> 所给短文
********

但是亚当一直有着超过他能力的宏大理想.他目标中的大学是以康奈尔为底的,但是他的成绩远远是进不了这样好的学校.后来他又扬言到了十八岁要去应征入伍.到了2010年4月,亚当又说要参加陆军特种兵,彼得问亚当:你能干些什么呢?你觉得这现实吗?到了报名的时间,亚当并没有去报名.彼得带亚当去了当地的一所大学,那里有个预备役的项目,那里的人得出结论说,要亚当先在附近的社区大学里先选些课,再来上大学,亚当一下子想选五门课,但是彼得说太多了,建议他先选两门课,而且可以帮他,彼得在一个周末去接他,说我们得找到一个办法这样我能帮到你,但是亚当非常愤怒,彼得说他很少看到亚当生气过,但是那一次亚当是生气了.好象在赌气说我就要选五门课,选定了.那是2010年9月,也是最后一次看到亚当了.

********

> 任务要求
1. 根据短文回答：
(a) 2010年4月，亚当说要参加什么？
(b) 预备役项目的人得出的结论是什么？
(c) 彼得建议亚当先选几门课？
2. 原样复述短文中以“但是亚当一直有着超过他能力的”开头、以“月,也是最后一次看到亚当了.”结尾的部分。
请仅依据上述短文作答。

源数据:

********

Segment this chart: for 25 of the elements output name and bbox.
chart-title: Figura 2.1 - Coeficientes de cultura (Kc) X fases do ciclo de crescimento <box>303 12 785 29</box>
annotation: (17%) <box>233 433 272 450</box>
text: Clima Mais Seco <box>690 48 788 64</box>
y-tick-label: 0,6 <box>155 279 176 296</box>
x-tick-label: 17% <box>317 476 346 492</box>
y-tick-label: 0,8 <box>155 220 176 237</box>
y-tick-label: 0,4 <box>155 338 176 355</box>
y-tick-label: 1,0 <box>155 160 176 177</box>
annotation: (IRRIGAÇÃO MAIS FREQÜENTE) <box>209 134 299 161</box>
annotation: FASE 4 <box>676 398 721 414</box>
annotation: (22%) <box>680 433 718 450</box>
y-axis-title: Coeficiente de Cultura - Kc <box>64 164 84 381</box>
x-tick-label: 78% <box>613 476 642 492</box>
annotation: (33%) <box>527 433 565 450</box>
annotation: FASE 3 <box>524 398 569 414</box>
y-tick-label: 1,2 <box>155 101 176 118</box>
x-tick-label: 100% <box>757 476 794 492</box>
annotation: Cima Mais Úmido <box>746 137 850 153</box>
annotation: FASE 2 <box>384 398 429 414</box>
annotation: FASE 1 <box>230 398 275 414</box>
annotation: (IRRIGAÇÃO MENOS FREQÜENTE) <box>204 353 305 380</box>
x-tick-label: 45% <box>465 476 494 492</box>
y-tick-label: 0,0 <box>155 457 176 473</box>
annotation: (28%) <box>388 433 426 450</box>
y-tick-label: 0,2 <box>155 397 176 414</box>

********

> 任务答案
1.
(a) 陆军特种兵。
(b) 亚当要先在附近的社区大学里选些课，再来上大学。
(c) 两门。

2.
但是亚当一直有着超过他能力的宏大理想.他目标中的大学是以康奈尔为底的,但是他的成绩远远是进不了这样好的学校.后来他又扬言到了十八岁要去应征入伍.到了2010年4月,亚当又说要参加陆军特种兵,彼得问亚当:你能干些什么呢?你觉得这现实吗?到了报名的时间,亚当并没有去报名.彼得带亚当去了当地的一所大学,那里有个预备役的项目,那里的人得出结论说,要亚当先在附近的社区大学里先选些课,再来上大学,亚当一下子想选五门课,但是彼得说太多了,建议他先选两门课,而且可以帮他,彼得在一个周末去接他,说我们得找到一个办法这样我能帮到你,但是亚当非常愤怒,彼得说他很少看到亚当生气过,但是那一次亚当是生气了.好象在赌气说我就要选五门课,选定了.那是2010年9月,也是最后一次看到亚当了.